WORK TO DO:
Tally the lines below that contain "this". The number is the whole answer.

(Data entries for graphics)

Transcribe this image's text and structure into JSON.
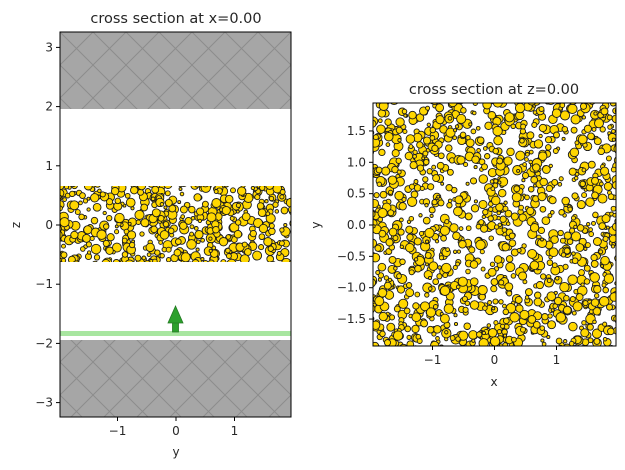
{
  "chart_data": [
    {
      "type": "scatter",
      "title": "cross section at x=0.00",
      "xlabel": "y",
      "ylabel": "z",
      "xlim": [
        -1.98,
        1.98
      ],
      "ylim": [
        -3.25,
        3.25
      ],
      "xticks": [
        "−1",
        "0",
        "1"
      ],
      "yticks": [
        "−3",
        "−2",
        "−1",
        "0",
        "1",
        "2",
        "3"
      ],
      "regions": [
        {
          "name": "top substrate (hatched gray)",
          "z_range": [
            1.95,
            3.25
          ],
          "color": "#a6a6a6"
        },
        {
          "name": "particle layer (gold spheres)",
          "z_range": [
            -0.65,
            0.65
          ],
          "color": "#ffd700"
        },
        {
          "name": "bottom substrate (hatched gray)",
          "z_range": [
            -3.25,
            -1.95
          ],
          "color": "#a6a6a6"
        },
        {
          "name": "source plane",
          "z": -1.85,
          "color": "#a8e6a0"
        },
        {
          "name": "source direction arrow",
          "y": 0,
          "z_from": -1.85,
          "z_to": -1.4,
          "color": "#2ca02c"
        }
      ]
    },
    {
      "type": "scatter",
      "title": "cross section at z=0.00",
      "xlabel": "x",
      "ylabel": "y",
      "xlim": [
        -1.95,
        1.95
      ],
      "ylim": [
        -1.95,
        1.95
      ],
      "xticks": [
        "−1",
        "0",
        "1"
      ],
      "yticks": [
        "−1.5",
        "−1.0",
        "−0.5",
        "0.0",
        "0.5",
        "1.0",
        "1.5"
      ],
      "regions": [
        {
          "name": "particle layer (gold spheres) filling entire cross section",
          "color": "#ffd700"
        }
      ]
    }
  ],
  "left": {
    "title": "cross section at x=0.00",
    "xlabel": "y",
    "ylabel": "z",
    "xticks": [
      {
        "v": -1,
        "label": "−1"
      },
      {
        "v": 0,
        "label": "0"
      },
      {
        "v": 1,
        "label": "1"
      }
    ],
    "yticks": [
      {
        "v": -3,
        "label": "−3"
      },
      {
        "v": -2,
        "label": "−2"
      },
      {
        "v": -1,
        "label": "−1"
      },
      {
        "v": 0,
        "label": "0"
      },
      {
        "v": 1,
        "label": "1"
      },
      {
        "v": 2,
        "label": "2"
      },
      {
        "v": 3,
        "label": "3"
      }
    ]
  },
  "right": {
    "title": "cross section at z=0.00",
    "xlabel": "x",
    "ylabel": "y",
    "xticks": [
      {
        "v": -1,
        "label": "−1"
      },
      {
        "v": 0,
        "label": "0"
      },
      {
        "v": 1,
        "label": "1"
      }
    ],
    "yticks": [
      {
        "v": -1.5,
        "label": "−1.5"
      },
      {
        "v": -1.0,
        "label": "−1.0"
      },
      {
        "v": -0.5,
        "label": "−0.5"
      },
      {
        "v": 0.0,
        "label": "0.0"
      },
      {
        "v": 0.5,
        "label": "0.5"
      },
      {
        "v": 1.0,
        "label": "1.0"
      },
      {
        "v": 1.5,
        "label": "1.5"
      }
    ]
  },
  "colors": {
    "substrate": "#a6a6a6",
    "hatch": "#8c8c8c",
    "particle_fill": "#ffd700",
    "particle_edge": "#1a1a1a",
    "source_plane": "#a8e6a0",
    "source_arrow": "#2ca02c"
  }
}
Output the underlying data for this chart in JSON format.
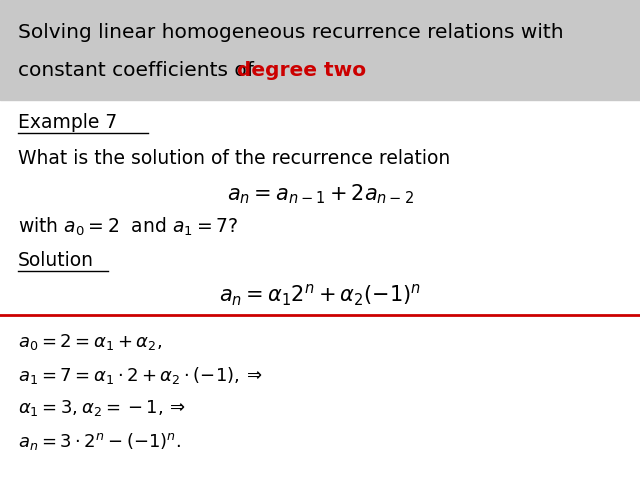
{
  "header_bg_color": "#c8c8c8",
  "header_text1": "Solving linear homogeneous recurrence relations with",
  "header_text2_black": "constant coefficients of ",
  "header_text2_red": "degree two",
  "white_bg": "#ffffff",
  "title_color": "#000000",
  "red_color": "#cc0000",
  "header_fontsize": 14.5,
  "body_fontsize": 13.5,
  "math_fontsize": 14,
  "small_math_fontsize": 13
}
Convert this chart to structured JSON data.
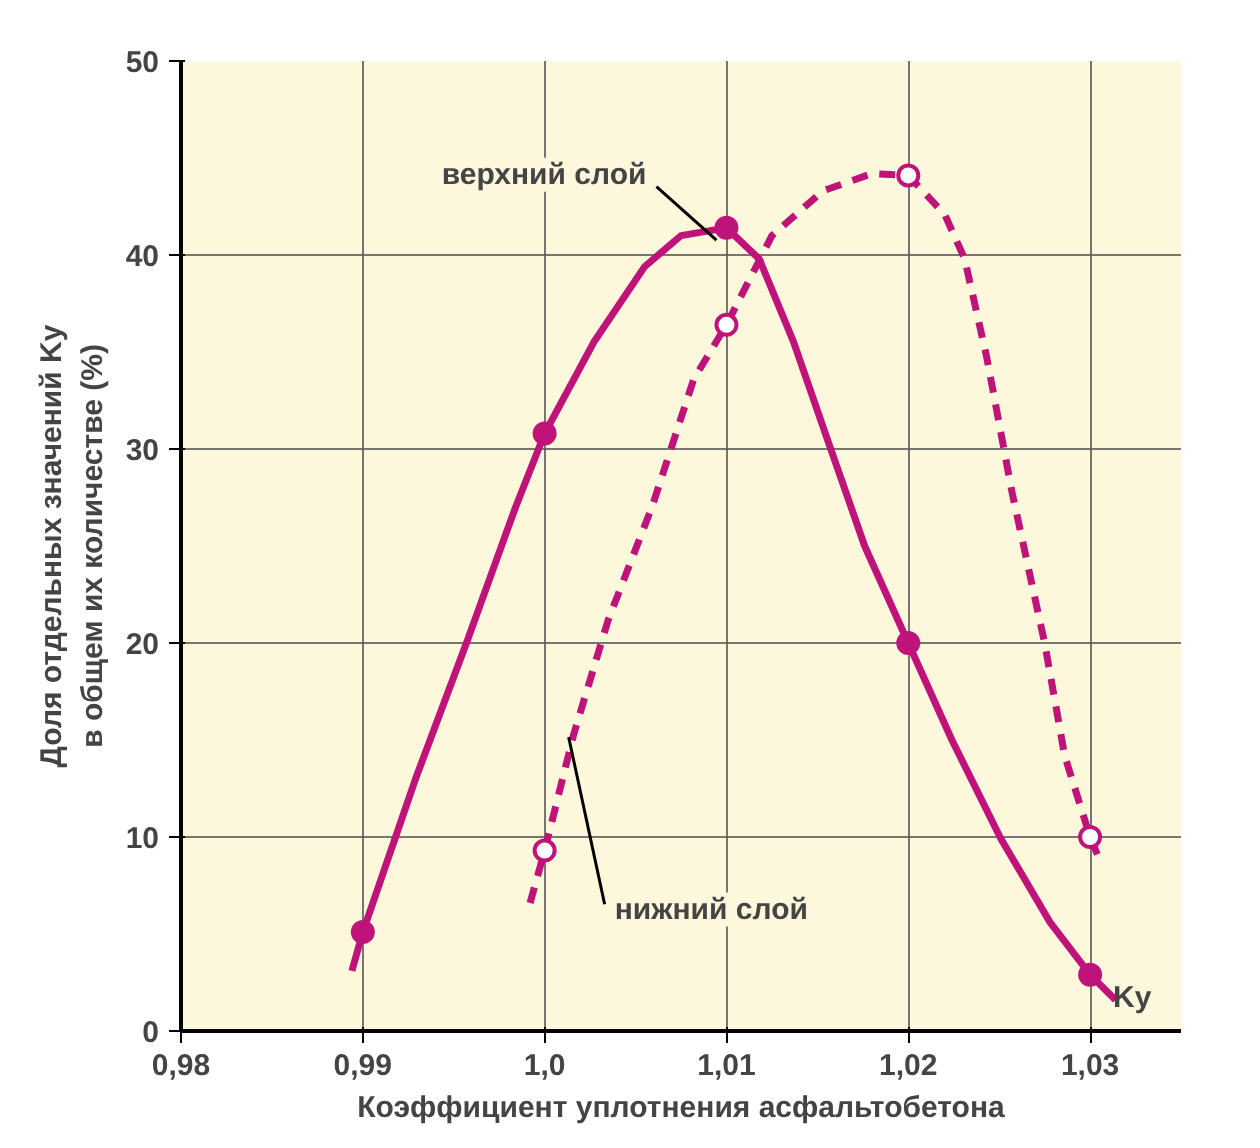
{
  "chart_data": {
    "type": "line",
    "xlabel": "Коэффициент уплотнения асфальтобетона",
    "ylabel": "Доля отдельных значений Kу\nв общем их количестве (%)",
    "series": [
      {
        "color": "#c0137a",
        "line_style": "solid",
        "marker": "none",
        "x": [
          0.9894,
          0.99,
          0.9929,
          0.9957,
          0.9984,
          1.0,
          1.0027,
          1.0055,
          1.0075,
          1.01,
          1.0118,
          1.0137,
          1.0157,
          1.0176,
          1.02,
          1.0224,
          1.0251,
          1.0278,
          1.03,
          1.0314
        ],
        "values": [
          3.1,
          5.1,
          13.0,
          20.0,
          27.0,
          30.8,
          35.5,
          39.4,
          41.0,
          41.4,
          39.8,
          35.5,
          30.1,
          25.0,
          20.0,
          15.0,
          9.9,
          5.6,
          2.9,
          1.6
        ]
      },
      {
        "color": "#c0137a",
        "line_style": "dashed",
        "marker": "none",
        "x": [
          0.9992,
          1.0,
          1.0016,
          1.0035,
          1.0059,
          1.0082,
          1.01,
          1.0125,
          1.0153,
          1.018,
          1.02,
          1.022,
          1.0231,
          1.0243,
          1.0257,
          1.0275,
          1.0286,
          1.03,
          1.0304
        ],
        "values": [
          6.6,
          9.3,
          15.3,
          21.2,
          27.0,
          33.6,
          36.4,
          41.0,
          43.3,
          44.2,
          44.1,
          42.1,
          39.8,
          34.8,
          27.8,
          20.0,
          14.2,
          10.0,
          9.1
        ]
      },
      {
        "type": "scatter",
        "name": "верхний слой",
        "color": "#c0137a",
        "marker": "circle",
        "x": [
          0.99,
          1.0,
          1.01,
          1.02,
          1.03
        ],
        "values": [
          5.1,
          30.8,
          41.4,
          20,
          2.9
        ]
      },
      {
        "type": "scatter",
        "name": "нижний слой",
        "color": "#c0137a",
        "marker": "circle",
        "x": [
          1.0,
          1.01,
          1.02,
          1.03
        ],
        "values": [
          9.3,
          36.4,
          44.1,
          10
        ]
      }
    ],
    "annotations": [
      "Kу"
    ],
    "grid": true,
    "xlim": [
      0.98,
      1.035
    ],
    "ylim": [
      0,
      50
    ],
    "xticks": [
      {
        "value": 0.98,
        "label": "0,98"
      },
      {
        "value": 0.99,
        "label": "0,99"
      },
      {
        "value": 1.0,
        "label": "1,0"
      },
      {
        "value": 1.01,
        "label": "1,01"
      },
      {
        "value": 1.02,
        "label": "1,02"
      },
      {
        "value": 1.03,
        "label": "1,03"
      }
    ],
    "yticks": [
      0,
      10,
      20,
      30,
      40,
      50
    ]
  }
}
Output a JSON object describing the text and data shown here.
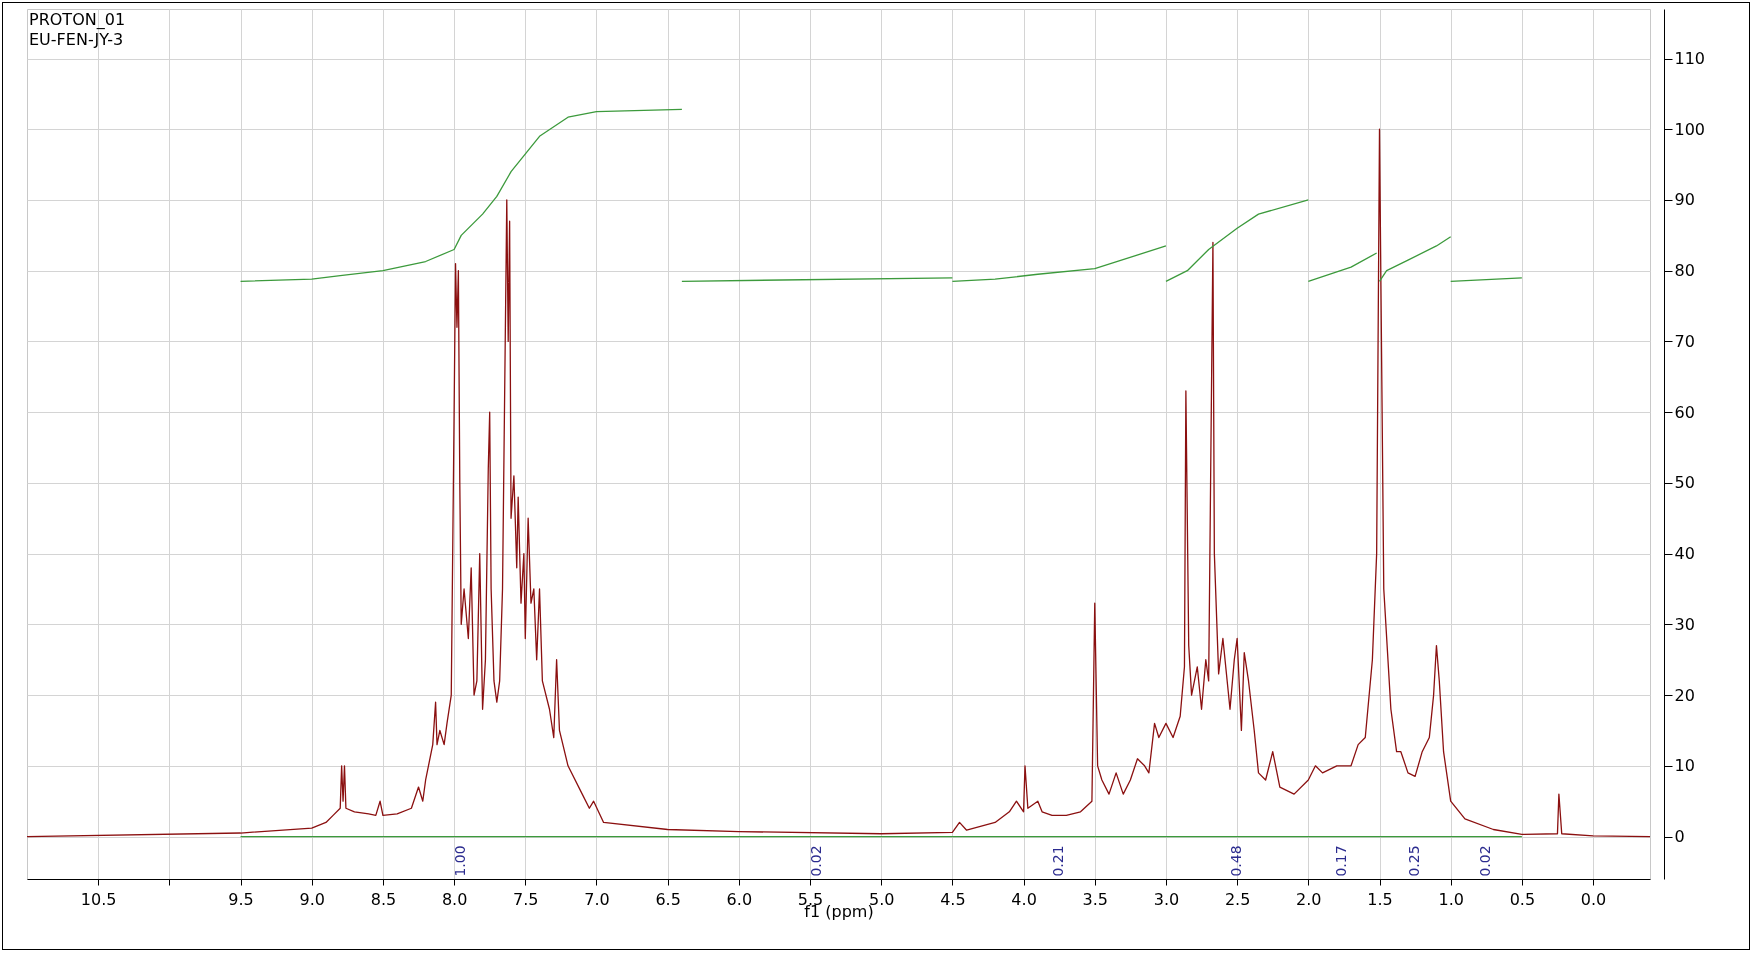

EXPECTED OUTPUT:
3